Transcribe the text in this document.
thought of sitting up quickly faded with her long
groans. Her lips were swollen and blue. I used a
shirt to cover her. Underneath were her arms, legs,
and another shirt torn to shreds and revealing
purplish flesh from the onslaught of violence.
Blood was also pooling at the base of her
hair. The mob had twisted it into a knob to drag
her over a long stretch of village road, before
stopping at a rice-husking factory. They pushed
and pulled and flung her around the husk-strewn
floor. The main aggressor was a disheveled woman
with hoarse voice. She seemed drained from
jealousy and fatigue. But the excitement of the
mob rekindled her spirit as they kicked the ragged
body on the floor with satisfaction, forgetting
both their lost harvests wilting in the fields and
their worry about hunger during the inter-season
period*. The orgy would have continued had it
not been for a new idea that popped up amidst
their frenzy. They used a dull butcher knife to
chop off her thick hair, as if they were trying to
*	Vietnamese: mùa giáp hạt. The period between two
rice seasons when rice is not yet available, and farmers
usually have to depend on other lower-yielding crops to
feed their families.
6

━━━━

» **Task goal**:
Using the listing above, retype each line exactly.

» **Task solution**:
Transcribe the text in this document.
thought of sitting up quickly faded with her long
groans. Her lips were swollen and blue. I used a
shirt to cover her. Underneath were her arms, legs,
and another shirt torn to shreds and revealing
purplish flesh from the onslaught of violence.
Blood was also pooling at the base of her
hair. The mob had twisted it into a knob to drag
her over a long stretch of village road, before
stopping at a rice-husking factory. They pushed
and pulled and flung her around the husk-strewn
floor. The main aggressor was a disheveled woman
with hoarse voice. She seemed drained from
jealousy and fatigue. But the excitement of the
mob rekindled her spirit as they kicked the ragged
body on the floor with satisfaction, forgetting
both their lost harvests wilting in the fields and
their worry about hunger during the inter-season
period*. The orgy would have continued had it
not been for a new idea that popped up amidst
their frenzy. They used a dull butcher knife to
chop off her thick hair, as if they were trying to
*	Vietnamese: mùa giáp hạt. The period between two
rice seasons when rice is not yet available, and farmers
usually have to depend on other lower-yielding crops to
feed their families.
6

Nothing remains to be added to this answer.